▶ Extracts from a graphics dataset
━━━

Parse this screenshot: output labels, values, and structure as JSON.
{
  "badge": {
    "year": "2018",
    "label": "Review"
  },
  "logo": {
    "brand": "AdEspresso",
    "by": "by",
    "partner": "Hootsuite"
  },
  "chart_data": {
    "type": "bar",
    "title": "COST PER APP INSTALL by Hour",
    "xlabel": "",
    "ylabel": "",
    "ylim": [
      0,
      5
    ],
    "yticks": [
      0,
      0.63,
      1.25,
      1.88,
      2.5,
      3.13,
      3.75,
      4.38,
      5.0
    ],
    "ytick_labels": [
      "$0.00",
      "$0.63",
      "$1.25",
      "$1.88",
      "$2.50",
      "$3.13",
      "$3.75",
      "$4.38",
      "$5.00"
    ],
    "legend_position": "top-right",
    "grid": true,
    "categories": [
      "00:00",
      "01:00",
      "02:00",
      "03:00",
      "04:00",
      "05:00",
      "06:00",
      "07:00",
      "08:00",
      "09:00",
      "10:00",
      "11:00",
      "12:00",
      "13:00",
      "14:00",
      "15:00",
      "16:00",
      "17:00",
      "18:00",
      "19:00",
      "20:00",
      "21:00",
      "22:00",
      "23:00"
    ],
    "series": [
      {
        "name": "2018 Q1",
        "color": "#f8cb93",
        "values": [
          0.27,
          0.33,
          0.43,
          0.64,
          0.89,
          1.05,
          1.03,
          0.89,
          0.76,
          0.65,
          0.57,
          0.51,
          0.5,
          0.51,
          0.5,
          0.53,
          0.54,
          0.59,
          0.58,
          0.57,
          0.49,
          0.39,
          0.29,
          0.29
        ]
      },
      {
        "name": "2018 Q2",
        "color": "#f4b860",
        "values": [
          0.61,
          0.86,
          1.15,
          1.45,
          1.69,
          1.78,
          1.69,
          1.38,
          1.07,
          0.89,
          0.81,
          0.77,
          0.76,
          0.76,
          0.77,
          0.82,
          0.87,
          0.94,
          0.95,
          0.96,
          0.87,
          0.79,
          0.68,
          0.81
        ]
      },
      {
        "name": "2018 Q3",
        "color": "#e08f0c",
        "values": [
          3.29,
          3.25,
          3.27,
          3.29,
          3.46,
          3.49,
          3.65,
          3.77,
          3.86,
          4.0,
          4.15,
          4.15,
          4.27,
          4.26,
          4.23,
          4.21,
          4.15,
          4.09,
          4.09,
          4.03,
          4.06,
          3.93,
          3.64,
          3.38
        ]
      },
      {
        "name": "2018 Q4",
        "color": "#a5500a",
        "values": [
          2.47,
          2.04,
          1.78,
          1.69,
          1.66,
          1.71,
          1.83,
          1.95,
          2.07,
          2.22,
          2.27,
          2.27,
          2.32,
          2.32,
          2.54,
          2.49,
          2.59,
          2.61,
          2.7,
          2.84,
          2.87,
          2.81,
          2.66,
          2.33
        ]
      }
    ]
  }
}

━━━

Return every line above that contains the word "color".

        "color": "#f8cb93",
        "color": "#f4b860",
        "color": "#e08f0c",
        "color": "#a5500a",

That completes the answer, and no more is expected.